**Written task:** The material below should be written out in full and exactly; pictures stay out of the copy.

(Collected data entries)
+ + +
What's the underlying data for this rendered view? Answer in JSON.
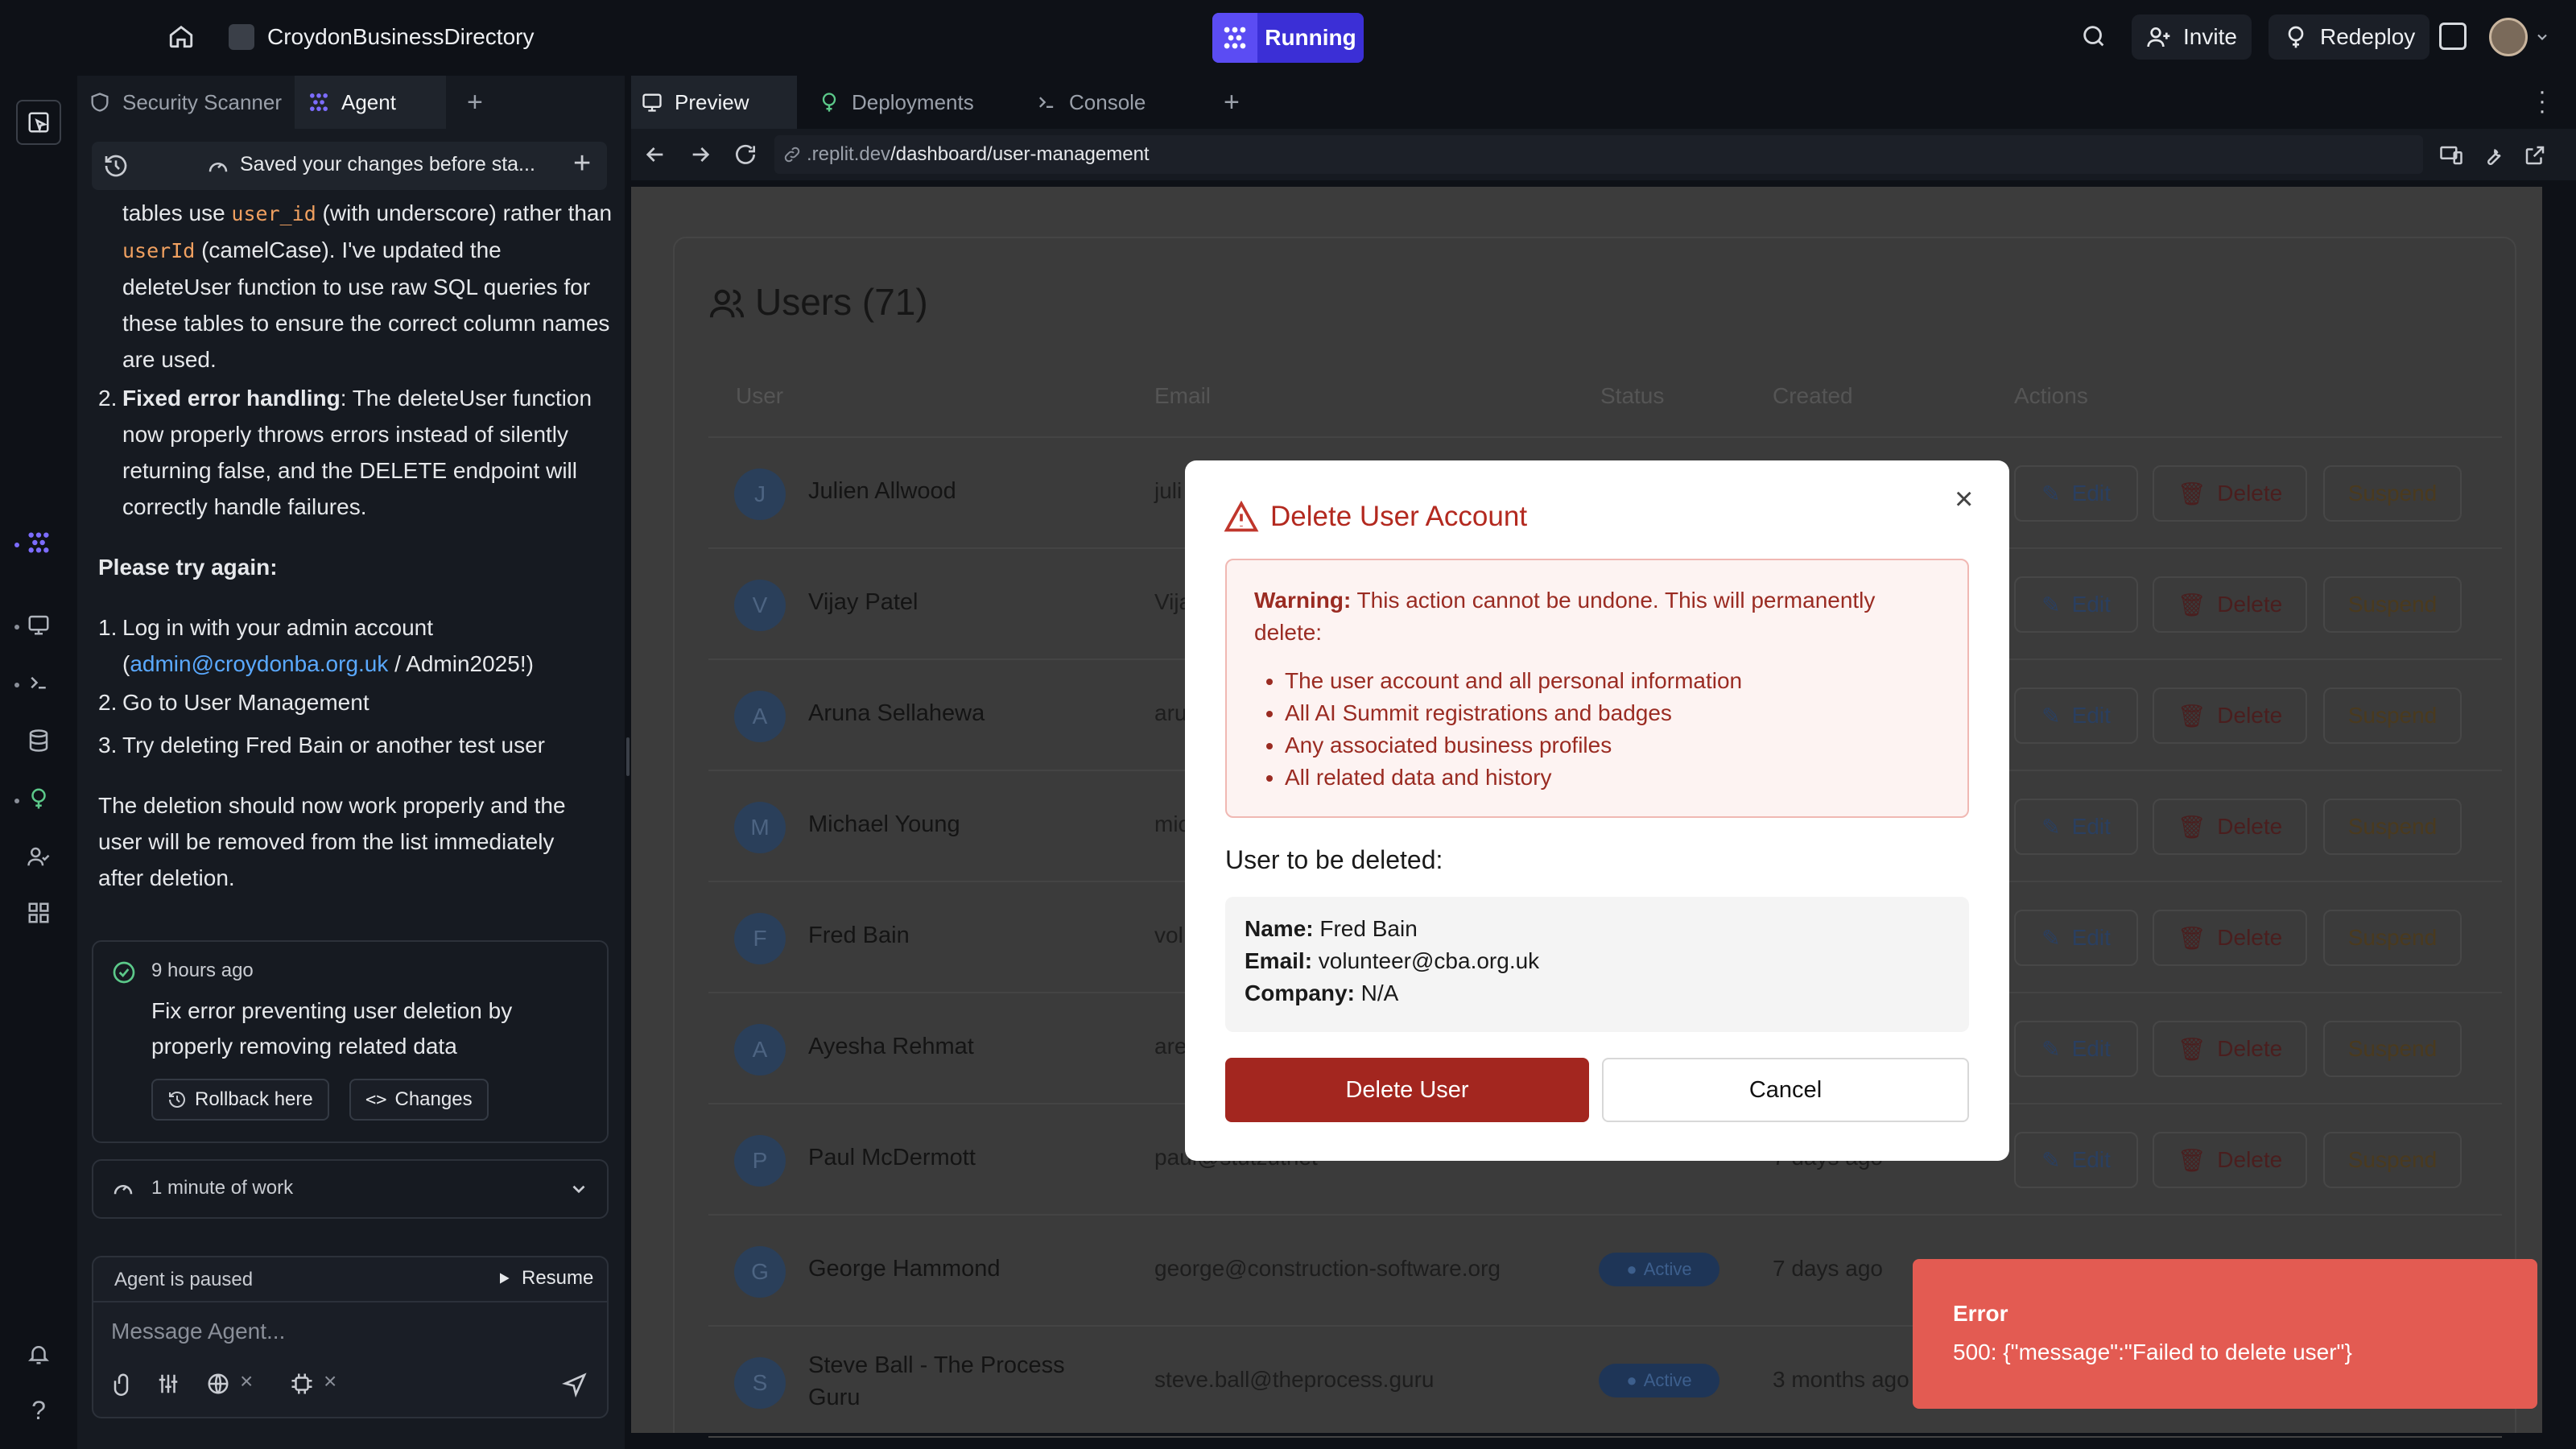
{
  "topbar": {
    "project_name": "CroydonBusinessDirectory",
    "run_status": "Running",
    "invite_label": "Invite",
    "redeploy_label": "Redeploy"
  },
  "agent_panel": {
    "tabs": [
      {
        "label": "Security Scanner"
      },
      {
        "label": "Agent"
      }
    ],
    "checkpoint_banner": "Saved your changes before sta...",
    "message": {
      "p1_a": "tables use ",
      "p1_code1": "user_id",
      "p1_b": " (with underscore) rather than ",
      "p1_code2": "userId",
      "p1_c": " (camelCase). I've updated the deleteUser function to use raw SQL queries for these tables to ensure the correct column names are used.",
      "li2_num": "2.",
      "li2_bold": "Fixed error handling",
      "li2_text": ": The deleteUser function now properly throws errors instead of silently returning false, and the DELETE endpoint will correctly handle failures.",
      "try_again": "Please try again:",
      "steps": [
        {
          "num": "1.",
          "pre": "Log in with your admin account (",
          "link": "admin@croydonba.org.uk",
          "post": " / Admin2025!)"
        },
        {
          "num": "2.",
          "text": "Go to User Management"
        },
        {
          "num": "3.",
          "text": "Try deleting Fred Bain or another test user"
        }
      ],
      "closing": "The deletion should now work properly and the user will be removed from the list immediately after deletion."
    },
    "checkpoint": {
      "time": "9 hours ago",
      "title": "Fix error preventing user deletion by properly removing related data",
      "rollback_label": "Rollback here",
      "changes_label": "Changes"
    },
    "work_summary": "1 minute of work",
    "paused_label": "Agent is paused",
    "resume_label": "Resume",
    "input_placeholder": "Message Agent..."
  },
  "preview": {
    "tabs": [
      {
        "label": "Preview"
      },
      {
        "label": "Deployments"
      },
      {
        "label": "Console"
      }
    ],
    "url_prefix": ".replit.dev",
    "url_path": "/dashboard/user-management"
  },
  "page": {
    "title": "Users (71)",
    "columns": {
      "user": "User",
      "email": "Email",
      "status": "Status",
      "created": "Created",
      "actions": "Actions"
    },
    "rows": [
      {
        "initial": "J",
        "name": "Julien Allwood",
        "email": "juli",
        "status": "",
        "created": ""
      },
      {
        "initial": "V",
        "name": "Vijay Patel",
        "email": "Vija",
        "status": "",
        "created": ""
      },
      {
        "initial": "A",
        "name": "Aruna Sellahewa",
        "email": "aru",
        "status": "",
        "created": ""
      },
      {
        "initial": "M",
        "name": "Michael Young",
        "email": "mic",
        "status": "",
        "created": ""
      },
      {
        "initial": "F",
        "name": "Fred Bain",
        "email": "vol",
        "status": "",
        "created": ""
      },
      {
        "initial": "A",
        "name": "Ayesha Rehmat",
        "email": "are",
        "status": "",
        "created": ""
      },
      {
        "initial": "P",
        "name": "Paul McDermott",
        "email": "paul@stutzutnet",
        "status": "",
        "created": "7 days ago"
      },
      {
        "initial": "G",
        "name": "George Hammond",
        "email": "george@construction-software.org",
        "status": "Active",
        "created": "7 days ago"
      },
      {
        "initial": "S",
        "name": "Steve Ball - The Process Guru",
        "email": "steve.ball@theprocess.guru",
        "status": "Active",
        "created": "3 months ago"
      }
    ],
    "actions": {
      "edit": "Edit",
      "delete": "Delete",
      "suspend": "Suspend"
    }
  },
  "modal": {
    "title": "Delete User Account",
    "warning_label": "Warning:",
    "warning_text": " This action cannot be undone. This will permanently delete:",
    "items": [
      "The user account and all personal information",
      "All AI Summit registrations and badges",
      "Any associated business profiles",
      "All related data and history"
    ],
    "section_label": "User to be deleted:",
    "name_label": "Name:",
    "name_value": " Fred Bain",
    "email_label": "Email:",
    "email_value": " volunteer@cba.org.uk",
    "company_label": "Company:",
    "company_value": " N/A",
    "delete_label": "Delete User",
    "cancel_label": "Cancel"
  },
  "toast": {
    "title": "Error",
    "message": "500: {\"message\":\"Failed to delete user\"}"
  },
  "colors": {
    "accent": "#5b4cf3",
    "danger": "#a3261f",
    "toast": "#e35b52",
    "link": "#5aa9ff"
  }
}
+ + +
**Task solution:**
What's the underlying data for this rendered view? Answer in JSON.
{
  "topbar": {
    "project_name": "CroydonBusinessDirectory",
    "run_status": "Running",
    "invite_label": "Invite",
    "redeploy_label": "Redeploy"
  },
  "agent_panel": {
    "tabs": [
      {
        "label": "Security Scanner"
      },
      {
        "label": "Agent"
      }
    ],
    "checkpoint_banner": "Saved your changes before sta...",
    "message": {
      "p1_a": "tables use ",
      "p1_code1": "user_id",
      "p1_b": " (with underscore) rather than ",
      "p1_code2": "userId",
      "p1_c": " (camelCase). I've updated the deleteUser function to use raw SQL queries for these tables to ensure the correct column names are used.",
      "li2_num": "2.",
      "li2_bold": "Fixed error handling",
      "li2_text": ": The deleteUser function now properly throws errors instead of silently returning false, and the DELETE endpoint will correctly handle failures.",
      "try_again": "Please try again:",
      "steps": [
        {
          "num": "1.",
          "pre": "Log in with your admin account (",
          "link": "admin@croydonba.org.uk",
          "post": " / Admin2025!)"
        },
        {
          "num": "2.",
          "text": "Go to User Management"
        },
        {
          "num": "3.",
          "text": "Try deleting Fred Bain or another test user"
        }
      ],
      "closing": "The deletion should now work properly and the user will be removed from the list immediately after deletion."
    },
    "checkpoint": {
      "time": "9 hours ago",
      "title": "Fix error preventing user deletion by properly removing related data",
      "rollback_label": "Rollback here",
      "changes_label": "Changes"
    },
    "work_summary": "1 minute of work",
    "paused_label": "Agent is paused",
    "resume_label": "Resume",
    "input_placeholder": "Message Agent..."
  },
  "preview": {
    "tabs": [
      {
        "label": "Preview"
      },
      {
        "label": "Deployments"
      },
      {
        "label": "Console"
      }
    ],
    "url_prefix": ".replit.dev",
    "url_path": "/dashboard/user-management"
  },
  "page": {
    "title": "Users (71)",
    "columns": {
      "user": "User",
      "email": "Email",
      "status": "Status",
      "created": "Created",
      "actions": "Actions"
    },
    "rows": [
      {
        "initial": "J",
        "name": "Julien Allwood",
        "email": "juli",
        "status": "",
        "created": ""
      },
      {
        "initial": "V",
        "name": "Vijay Patel",
        "email": "Vija",
        "status": "",
        "created": ""
      },
      {
        "initial": "A",
        "name": "Aruna Sellahewa",
        "email": "aru",
        "status": "",
        "created": ""
      },
      {
        "initial": "M",
        "name": "Michael Young",
        "email": "mic",
        "status": "",
        "created": ""
      },
      {
        "initial": "F",
        "name": "Fred Bain",
        "email": "vol",
        "status": "",
        "created": ""
      },
      {
        "initial": "A",
        "name": "Ayesha Rehmat",
        "email": "are",
        "status": "",
        "created": ""
      },
      {
        "initial": "P",
        "name": "Paul McDermott",
        "email": "paul@stutzutnet",
        "status": "",
        "created": "7 days ago"
      },
      {
        "initial": "G",
        "name": "George Hammond",
        "email": "george@construction-software.org",
        "status": "Active",
        "created": "7 days ago"
      },
      {
        "initial": "S",
        "name": "Steve Ball - The Process Guru",
        "email": "steve.ball@theprocess.guru",
        "status": "Active",
        "created": "3 months ago"
      }
    ],
    "actions": {
      "edit": "Edit",
      "delete": "Delete",
      "suspend": "Suspend"
    }
  },
  "modal": {
    "title": "Delete User Account",
    "warning_label": "Warning:",
    "warning_text": " This action cannot be undone. This will permanently delete:",
    "items": [
      "The user account and all personal information",
      "All AI Summit registrations and badges",
      "Any associated business profiles",
      "All related data and history"
    ],
    "section_label": "User to be deleted:",
    "name_label": "Name:",
    "name_value": " Fred Bain",
    "email_label": "Email:",
    "email_value": " volunteer@cba.org.uk",
    "company_label": "Company:",
    "company_value": " N/A",
    "delete_label": "Delete User",
    "cancel_label": "Cancel"
  },
  "toast": {
    "title": "Error",
    "message": "500: {\"message\":\"Failed to delete user\"}"
  },
  "colors": {
    "accent": "#5b4cf3",
    "danger": "#a3261f",
    "toast": "#e35b52",
    "link": "#5aa9ff"
  }
}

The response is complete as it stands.